[AIM OF THE TASK] Leave out the pictures and repeat every record exactly.
— Start of AVAILABLE DATA —
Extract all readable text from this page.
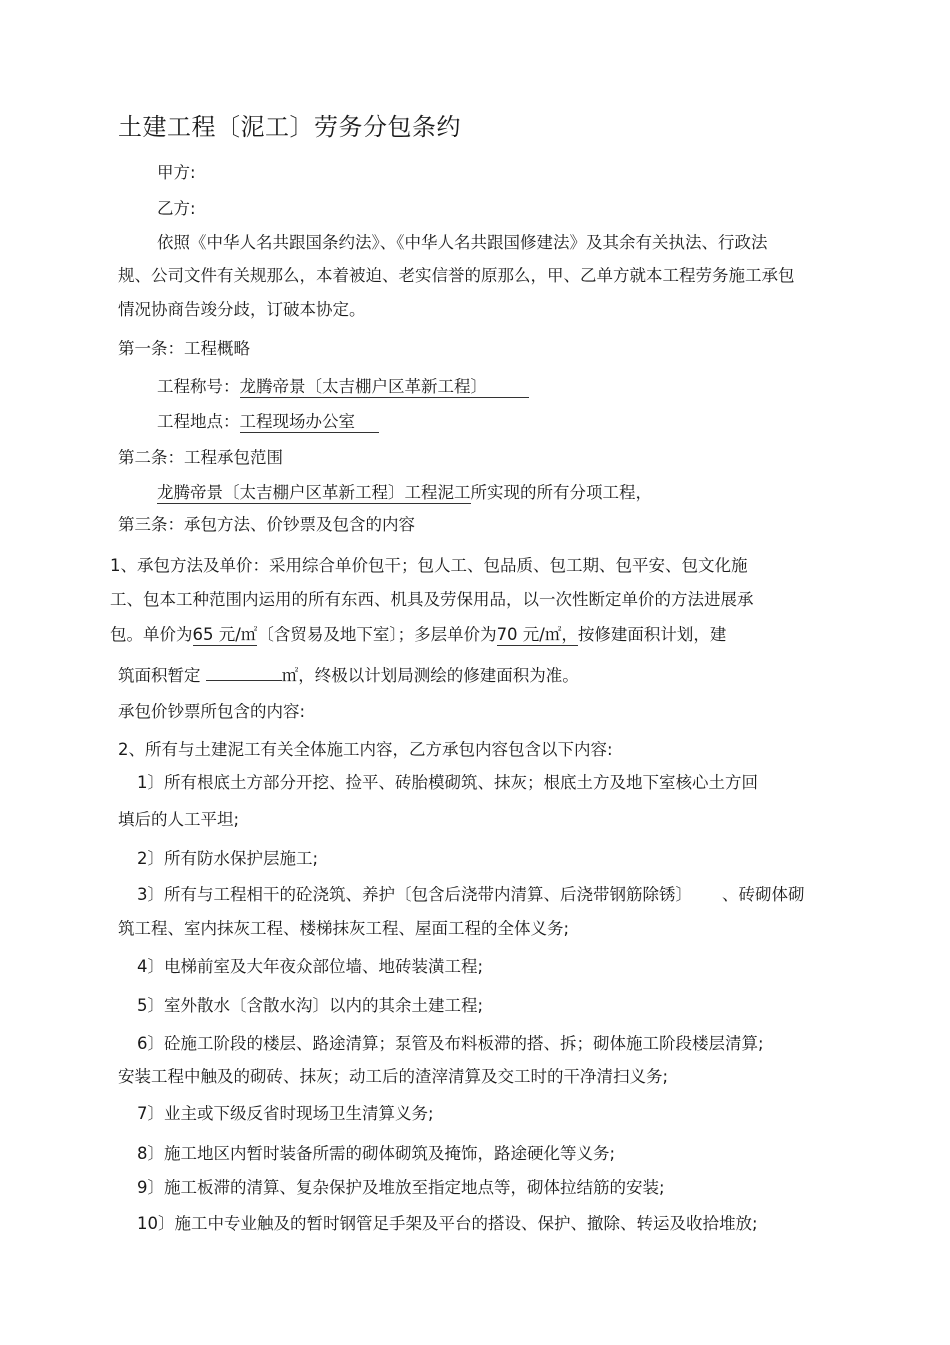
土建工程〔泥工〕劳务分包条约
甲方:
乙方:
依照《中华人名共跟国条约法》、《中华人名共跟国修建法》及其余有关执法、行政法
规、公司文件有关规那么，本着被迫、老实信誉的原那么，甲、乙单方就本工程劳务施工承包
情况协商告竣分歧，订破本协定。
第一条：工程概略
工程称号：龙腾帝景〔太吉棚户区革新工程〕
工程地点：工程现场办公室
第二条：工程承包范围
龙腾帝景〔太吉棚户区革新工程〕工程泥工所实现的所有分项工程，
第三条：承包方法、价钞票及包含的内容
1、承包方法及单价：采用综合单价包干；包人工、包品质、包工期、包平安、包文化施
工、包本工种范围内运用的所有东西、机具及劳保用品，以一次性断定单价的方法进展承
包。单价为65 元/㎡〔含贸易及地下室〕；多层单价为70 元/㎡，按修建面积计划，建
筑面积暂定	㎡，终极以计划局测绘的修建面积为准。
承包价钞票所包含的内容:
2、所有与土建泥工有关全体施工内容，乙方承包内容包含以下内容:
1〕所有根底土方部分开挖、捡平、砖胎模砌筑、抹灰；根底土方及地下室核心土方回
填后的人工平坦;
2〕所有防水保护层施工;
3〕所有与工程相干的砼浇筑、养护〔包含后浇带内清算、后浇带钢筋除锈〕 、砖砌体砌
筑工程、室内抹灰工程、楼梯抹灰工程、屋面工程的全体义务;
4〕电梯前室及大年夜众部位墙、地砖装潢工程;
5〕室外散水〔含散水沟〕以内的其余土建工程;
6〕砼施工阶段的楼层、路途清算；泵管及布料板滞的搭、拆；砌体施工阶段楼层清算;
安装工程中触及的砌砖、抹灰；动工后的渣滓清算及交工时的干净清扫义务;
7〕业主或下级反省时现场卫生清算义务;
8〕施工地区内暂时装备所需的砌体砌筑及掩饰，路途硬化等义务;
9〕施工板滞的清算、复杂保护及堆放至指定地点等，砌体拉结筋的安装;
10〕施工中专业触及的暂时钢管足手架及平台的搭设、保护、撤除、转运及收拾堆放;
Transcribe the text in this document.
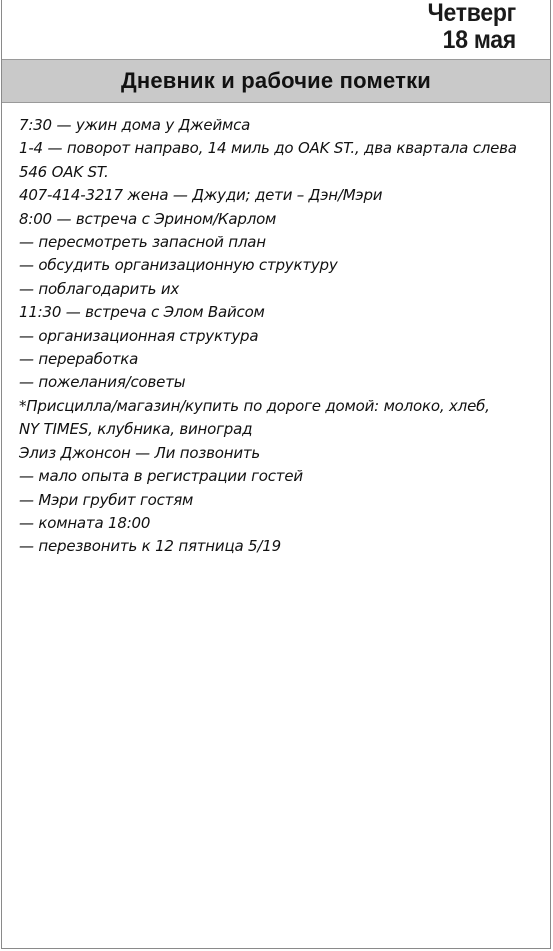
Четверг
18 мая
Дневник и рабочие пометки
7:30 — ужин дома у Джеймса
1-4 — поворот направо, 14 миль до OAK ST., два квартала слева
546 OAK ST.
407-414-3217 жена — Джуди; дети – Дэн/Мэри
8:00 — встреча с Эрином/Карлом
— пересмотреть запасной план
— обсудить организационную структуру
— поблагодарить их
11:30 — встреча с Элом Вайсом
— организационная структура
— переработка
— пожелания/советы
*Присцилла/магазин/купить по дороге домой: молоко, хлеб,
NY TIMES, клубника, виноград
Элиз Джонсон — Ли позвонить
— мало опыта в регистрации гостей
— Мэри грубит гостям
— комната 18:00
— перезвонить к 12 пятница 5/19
— End of AVAILABLE DATA —
[TASK OUTPUT]
Extract all readable text from this page.
土建工程〔泥工〕劳务分包条约
甲方:
乙方:
依照《中华人名共跟国条约法》、《中华人名共跟国修建法》及其余有关执法、行政法
规、公司文件有关规那么，本着被迫、老实信誉的原那么，甲、乙单方就本工程劳务施工承包
情况协商告竣分歧，订破本协定。
第一条：工程概略
工程称号：龙腾帝景〔太吉棚户区革新工程〕
工程地点：工程现场办公室
第二条：工程承包范围
龙腾帝景〔太吉棚户区革新工程〕工程泥工所实现的所有分项工程，
第三条：承包方法、价钞票及包含的内容
1、承包方法及单价：采用综合单价包干；包人工、包品质、包工期、包平安、包文化施
工、包本工种范围内运用的所有东西、机具及劳保用品，以一次性断定单价的方法进展承
包。单价为65 元/㎡〔含贸易及地下室〕；多层单价为70 元/㎡，按修建面积计划，建
筑面积暂定	㎡，终极以计划局测绘的修建面积为准。
承包价钞票所包含的内容:
2、所有与土建泥工有关全体施工内容，乙方承包内容包含以下内容:
1〕所有根底土方部分开挖、捡平、砖胎模砌筑、抹灰；根底土方及地下室核心土方回
填后的人工平坦;
2〕所有防水保护层施工;
3〕所有与工程相干的砼浇筑、养护〔包含后浇带内清算、后浇带钢筋除锈〕 、砖砌体砌
筑工程、室内抹灰工程、楼梯抹灰工程、屋面工程的全体义务;
4〕电梯前室及大年夜众部位墙、地砖装潢工程;
5〕室外散水〔含散水沟〕以内的其余土建工程;
6〕砼施工阶段的楼层、路途清算；泵管及布料板滞的搭、拆；砌体施工阶段楼层清算;
安装工程中触及的砌砖、抹灰；动工后的渣滓清算及交工时的干净清扫义务;
7〕业主或下级反省时现场卫生清算义务;
8〕施工地区内暂时装备所需的砌体砌筑及掩饰，路途硬化等义务;
9〕施工板滞的清算、复杂保护及堆放至指定地点等，砌体拉结筋的安装;
10〕施工中专业触及的暂时钢管足手架及平台的搭设、保护、撤除、转运及收拾堆放;
Transcribe the text in this document.
Четверг
18 мая
Дневник и рабочие пометки
7:30 — ужин дома у Джеймса
1-4 — поворот направо, 14 миль до OAK ST., два квартала слева
546 OAK ST.
407-414-3217 жена — Джуди; дети – Дэн/Мэри
8:00 — встреча с Эрином/Карлом
— пересмотреть запасной план
— обсудить организационную структуру
— поблагодарить их
11:30 — встреча с Элом Вайсом
— организационная структура
— переработка
— пожелания/советы
*Присцилла/магазин/купить по дороге домой: молоко, хлеб,
NY TIMES, клубника, виноград
Элиз Джонсон — Ли позвонить
— мало опыта в регистрации гостей
— Мэри грубит гостям
— комната 18:00
— перезвонить к 12 пятница 5/19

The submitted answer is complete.